Render every line of the records below as a Markdown table with the columns "Row" and "Line," numbering each row and skipping blank lines. Leave the pictures out of your answer.

== == ==

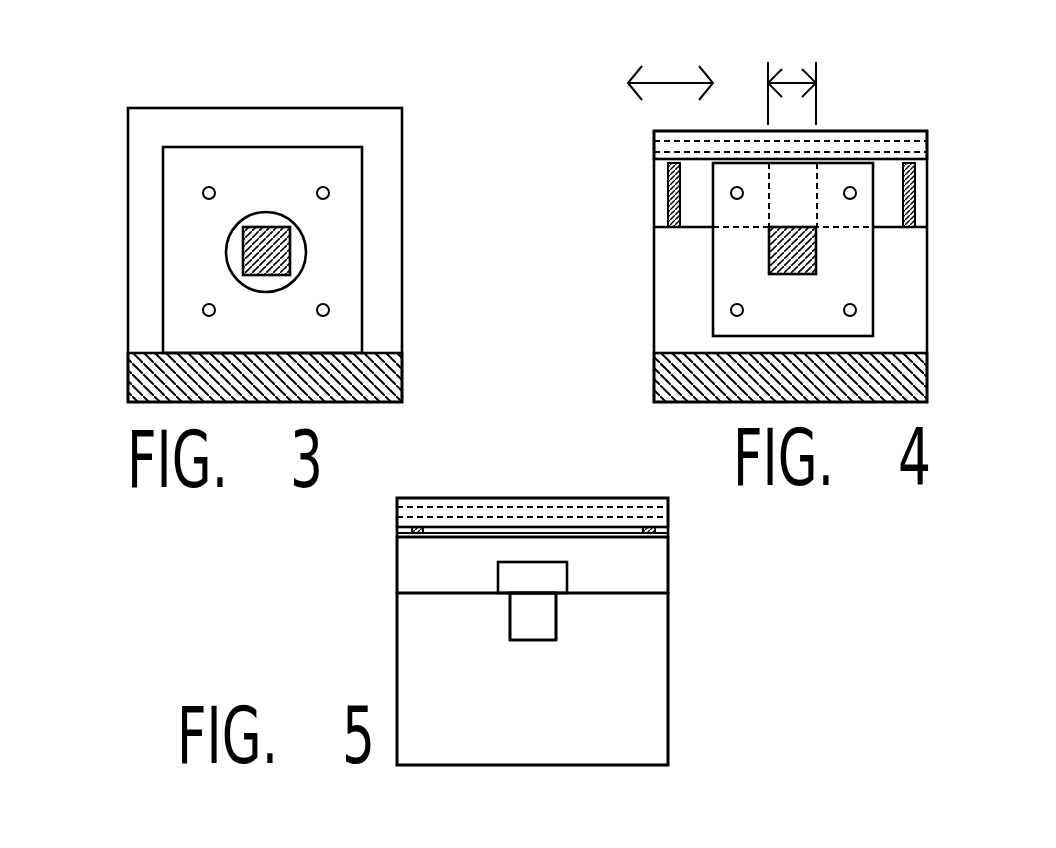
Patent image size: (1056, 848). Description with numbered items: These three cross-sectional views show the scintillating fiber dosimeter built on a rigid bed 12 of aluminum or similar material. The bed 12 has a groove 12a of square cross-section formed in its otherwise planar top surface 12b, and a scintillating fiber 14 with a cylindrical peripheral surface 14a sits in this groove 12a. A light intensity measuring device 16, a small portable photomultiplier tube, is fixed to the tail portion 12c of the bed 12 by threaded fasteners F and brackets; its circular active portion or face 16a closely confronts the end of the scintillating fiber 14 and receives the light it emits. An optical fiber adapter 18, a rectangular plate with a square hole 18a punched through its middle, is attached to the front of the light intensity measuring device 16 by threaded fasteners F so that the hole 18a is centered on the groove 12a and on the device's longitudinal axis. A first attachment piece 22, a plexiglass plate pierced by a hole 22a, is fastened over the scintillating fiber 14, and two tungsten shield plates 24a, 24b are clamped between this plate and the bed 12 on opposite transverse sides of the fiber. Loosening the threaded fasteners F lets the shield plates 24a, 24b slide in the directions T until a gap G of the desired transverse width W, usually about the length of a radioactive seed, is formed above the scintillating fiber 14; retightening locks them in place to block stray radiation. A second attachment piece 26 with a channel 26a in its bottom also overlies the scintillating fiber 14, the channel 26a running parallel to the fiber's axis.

In FIG. 4, the bed 12 is at (898, 312).
In FIG. 5, the bed 12 is at (590, 645).
In FIG. 5, the groove 12a is at (512, 633).
In FIG. 5, the top surface 12b is at (642, 588).
In FIG. 3, the tail portion 12c is at (370, 380).
In FIG. 3, the scintillating fiber 14 is at (246, 264).
In FIG. 4, the scintillating fiber 14 is at (815, 247).
In FIG. 5, the scintillating fiber 14 is at (537, 614).
In FIG. 5, the cylindrical peripheral surface 14a is at (537, 590).
In FIG. 3, the light intensity measuring device 16 is at (275, 175).
In FIG. 3, the active portion or face 16a is at (297, 252).
In FIG. 4, the optical fiber adapter 18 is at (735, 284).
In FIG. 4, the square hole 18a is at (812, 274).
In FIG. 4, the first attachment piece 22 is at (913, 133).
In FIG. 4, the hole 22a is at (890, 148).
In FIG. 4, the shield plate 24a is at (695, 190).
In FIG. 4, the shield plate 24b is at (885, 203).
In FIG. 5, the second attachment piece 26 is at (617, 571).
In FIG. 5, the channel 26a is at (552, 560).
In FIG. 4, the threaded fasteners F is at (668, 200).
In FIG. 4, the gap G is at (793, 195).
In FIG. 4, the directions of shield plate adjustment T is at (670, 64).
In FIG. 4, the transverse width of the gap W is at (789, 77).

== == ==

**CORRECT ANSWER**
| Row | Line |
|---|---|
| 1 | Patent image size: (1056, 848). Description with numbered items: These three cross-sectional views show the scintillating fiber dosimeter built on a rigid bed 12 of aluminum or similar material. The bed 12 has a groove 12a of square cross-section formed in its otherwise planar top surface 12b, and a scintillating fiber 14 with a cylindrical peripheral surface 14a sits in this groove 12a. A light intensity measuring device 16, a small portable photomultiplier tube, is fixed to the tail portion 12c of the bed 12 by threaded fasteners F and brackets; its circular active portion or face 16a closely confronts the end of the scintillating fiber 14 and receives the light it emits. An optical fiber adapter 18, a rectangular plate with a square hole 18a punched through its middle, is attached to the front of the light intensity measuring device 16 by threaded fasteners F so that the hole 18a is centered on the groove 12a and on the device's longitudinal axis. A first attachment piece 22, a plexiglass plate pierced by a hole 22a, is fastened over the scintillating fiber 14, and two tungsten shield plates 24a, 24b are clamped between this plate and the bed 12 on opposite transverse sides of the fiber. Loosening the threaded fasteners F lets the shield plates 24a, 24b slide in the directions T until a gap G of the desired transverse width W, usually about the length of a radioactive seed, is formed above the scintillating fiber 14; retightening locks them in place to block stray radiation. A second attachment piece 26 with a channel 26a in its bottom also overlies the scintillating fiber 14, the channel 26a running parallel to the fiber's axis. |
| 2 | In FIG. 4, the bed 12 is at (898, 312). |
| 3 | In FIG. 5, the bed 12 is at (590, 645). |
| 4 | In FIG. 5, the groove 12a is at (512, 633). |
| 5 | In FIG. 5, the top surface 12b is at (642, 588). |
| 6 | In FIG. 3, the tail portion 12c is at (370, 380). |
| 7 | In FIG. 3, the scintillating fiber 14 is at (246, 264). |
| 8 | In FIG. 4, the scintillating fiber 14 is at (815, 247). |
| 9 | In FIG. 5, the scintillating fiber 14 is at (537, 614). |
| 10 | In FIG. 5, the cylindrical peripheral surface 14a is at (537, 590). |
| 11 | In FIG. 3, the light intensity measuring device 16 is at (275, 175). |
| 12 | In FIG. 3, the active portion or face 16a is at (297, 252). |
| 13 | In FIG. 4, the optical fiber adapter 18 is at (735, 284). |
| 14 | In FIG. 4, the square hole 18a is at (812, 274). |
| 15 | In FIG. 4, the first attachment piece 22 is at (913, 133). |
| 16 | In FIG. 4, the hole 22a is at (890, 148). |
| 17 | In FIG. 4, the shield plate 24a is at (695, 190). |
| 18 | In FIG. 4, the shield plate 24b is at (885, 203). |
| 19 | In FIG. 5, the second attachment piece 26 is at (617, 571). |
| 20 | In FIG. 5, the channel 26a is at (552, 560). |
| 21 | In FIG. 4, the threaded fasteners F is at (668, 200). |
| 22 | In FIG. 4, the gap G is at (793, 195). |
| 23 | In FIG. 4, the directions of shield plate adjustment T is at (670, 64). |
| 24 | In FIG. 4, the transverse width of the gap W is at (789, 77). |